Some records
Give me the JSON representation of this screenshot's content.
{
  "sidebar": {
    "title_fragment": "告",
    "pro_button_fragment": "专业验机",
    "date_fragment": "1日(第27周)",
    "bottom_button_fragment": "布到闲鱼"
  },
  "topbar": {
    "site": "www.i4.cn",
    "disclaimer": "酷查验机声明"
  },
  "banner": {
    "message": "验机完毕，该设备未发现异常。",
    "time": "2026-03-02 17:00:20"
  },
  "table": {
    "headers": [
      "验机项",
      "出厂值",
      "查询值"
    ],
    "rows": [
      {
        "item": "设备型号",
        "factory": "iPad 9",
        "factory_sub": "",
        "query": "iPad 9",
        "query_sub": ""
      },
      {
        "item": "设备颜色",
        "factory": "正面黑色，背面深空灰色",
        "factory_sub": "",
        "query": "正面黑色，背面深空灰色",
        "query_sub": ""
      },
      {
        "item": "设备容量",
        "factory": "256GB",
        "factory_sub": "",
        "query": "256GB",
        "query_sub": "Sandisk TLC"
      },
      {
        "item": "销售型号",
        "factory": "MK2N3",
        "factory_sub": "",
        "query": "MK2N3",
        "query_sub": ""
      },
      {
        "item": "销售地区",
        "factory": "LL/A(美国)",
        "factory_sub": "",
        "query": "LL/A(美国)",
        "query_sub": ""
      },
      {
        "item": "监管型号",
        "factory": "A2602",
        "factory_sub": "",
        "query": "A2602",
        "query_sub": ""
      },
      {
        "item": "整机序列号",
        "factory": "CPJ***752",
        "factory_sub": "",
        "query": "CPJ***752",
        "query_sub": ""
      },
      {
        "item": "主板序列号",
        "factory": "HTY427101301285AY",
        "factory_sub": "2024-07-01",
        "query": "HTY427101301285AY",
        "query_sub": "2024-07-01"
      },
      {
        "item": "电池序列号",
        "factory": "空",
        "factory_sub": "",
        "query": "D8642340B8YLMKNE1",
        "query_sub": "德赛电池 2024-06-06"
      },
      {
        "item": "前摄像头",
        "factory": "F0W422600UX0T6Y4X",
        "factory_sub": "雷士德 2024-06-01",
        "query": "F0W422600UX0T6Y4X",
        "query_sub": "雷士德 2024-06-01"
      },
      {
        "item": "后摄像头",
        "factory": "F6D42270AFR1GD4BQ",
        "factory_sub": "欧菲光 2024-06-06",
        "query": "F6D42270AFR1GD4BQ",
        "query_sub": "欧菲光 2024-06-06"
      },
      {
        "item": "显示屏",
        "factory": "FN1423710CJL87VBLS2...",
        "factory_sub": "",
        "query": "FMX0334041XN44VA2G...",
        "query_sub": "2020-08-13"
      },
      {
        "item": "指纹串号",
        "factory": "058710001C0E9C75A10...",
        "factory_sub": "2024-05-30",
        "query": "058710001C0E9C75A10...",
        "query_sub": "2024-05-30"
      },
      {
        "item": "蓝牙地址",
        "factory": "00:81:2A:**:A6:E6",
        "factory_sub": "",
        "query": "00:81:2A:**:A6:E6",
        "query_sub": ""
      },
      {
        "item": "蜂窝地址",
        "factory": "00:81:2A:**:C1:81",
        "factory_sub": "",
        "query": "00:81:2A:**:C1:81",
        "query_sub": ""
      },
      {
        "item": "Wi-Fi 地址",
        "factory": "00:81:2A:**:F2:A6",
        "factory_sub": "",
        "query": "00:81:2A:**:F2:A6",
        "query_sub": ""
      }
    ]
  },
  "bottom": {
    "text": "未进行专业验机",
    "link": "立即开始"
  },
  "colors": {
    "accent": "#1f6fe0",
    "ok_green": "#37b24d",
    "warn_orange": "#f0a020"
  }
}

WHAT YOU ARE ASKED TO DO
Using the material above, print every entry exactly as written.

ANSWER FOR THE TASK
Give me the JSON representation of this screenshot's content.
{
  "sidebar": {
    "title_fragment": "告",
    "pro_button_fragment": "专业验机",
    "date_fragment": "1日(第27周)",
    "bottom_button_fragment": "布到闲鱼"
  },
  "topbar": {
    "site": "www.i4.cn",
    "disclaimer": "酷查验机声明"
  },
  "banner": {
    "message": "验机完毕，该设备未发现异常。",
    "time": "2026-03-02 17:00:20"
  },
  "table": {
    "headers": [
      "验机项",
      "出厂值",
      "查询值"
    ],
    "rows": [
      {
        "item": "设备型号",
        "factory": "iPad 9",
        "factory_sub": "",
        "query": "iPad 9",
        "query_sub": ""
      },
      {
        "item": "设备颜色",
        "factory": "正面黑色，背面深空灰色",
        "factory_sub": "",
        "query": "正面黑色，背面深空灰色",
        "query_sub": ""
      },
      {
        "item": "设备容量",
        "factory": "256GB",
        "factory_sub": "",
        "query": "256GB",
        "query_sub": "Sandisk TLC"
      },
      {
        "item": "销售型号",
        "factory": "MK2N3",
        "factory_sub": "",
        "query": "MK2N3",
        "query_sub": ""
      },
      {
        "item": "销售地区",
        "factory": "LL/A(美国)",
        "factory_sub": "",
        "query": "LL/A(美国)",
        "query_sub": ""
      },
      {
        "item": "监管型号",
        "factory": "A2602",
        "factory_sub": "",
        "query": "A2602",
        "query_sub": ""
      },
      {
        "item": "整机序列号",
        "factory": "CPJ***752",
        "factory_sub": "",
        "query": "CPJ***752",
        "query_sub": ""
      },
      {
        "item": "主板序列号",
        "factory": "HTY427101301285AY",
        "factory_sub": "2024-07-01",
        "query": "HTY427101301285AY",
        "query_sub": "2024-07-01"
      },
      {
        "item": "电池序列号",
        "factory": "空",
        "factory_sub": "",
        "query": "D8642340B8YLMKNE1",
        "query_sub": "德赛电池 2024-06-06"
      },
      {
        "item": "前摄像头",
        "factory": "F0W422600UX0T6Y4X",
        "factory_sub": "雷士德 2024-06-01",
        "query": "F0W422600UX0T6Y4X",
        "query_sub": "雷士德 2024-06-01"
      },
      {
        "item": "后摄像头",
        "factory": "F6D42270AFR1GD4BQ",
        "factory_sub": "欧菲光 2024-06-06",
        "query": "F6D42270AFR1GD4BQ",
        "query_sub": "欧菲光 2024-06-06"
      },
      {
        "item": "显示屏",
        "factory": "FN1423710CJL87VBLS2...",
        "factory_sub": "",
        "query": "FMX0334041XN44VA2G...",
        "query_sub": "2020-08-13"
      },
      {
        "item": "指纹串号",
        "factory": "058710001C0E9C75A10...",
        "factory_sub": "2024-05-30",
        "query": "058710001C0E9C75A10...",
        "query_sub": "2024-05-30"
      },
      {
        "item": "蓝牙地址",
        "factory": "00:81:2A:**:A6:E6",
        "factory_sub": "",
        "query": "00:81:2A:**:A6:E6",
        "query_sub": ""
      },
      {
        "item": "蜂窝地址",
        "factory": "00:81:2A:**:C1:81",
        "factory_sub": "",
        "query": "00:81:2A:**:C1:81",
        "query_sub": ""
      },
      {
        "item": "Wi-Fi 地址",
        "factory": "00:81:2A:**:F2:A6",
        "factory_sub": "",
        "query": "00:81:2A:**:F2:A6",
        "query_sub": ""
      }
    ]
  },
  "bottom": {
    "text": "未进行专业验机",
    "link": "立即开始"
  },
  "colors": {
    "accent": "#1f6fe0",
    "ok_green": "#37b24d",
    "warn_orange": "#f0a020"
  }
}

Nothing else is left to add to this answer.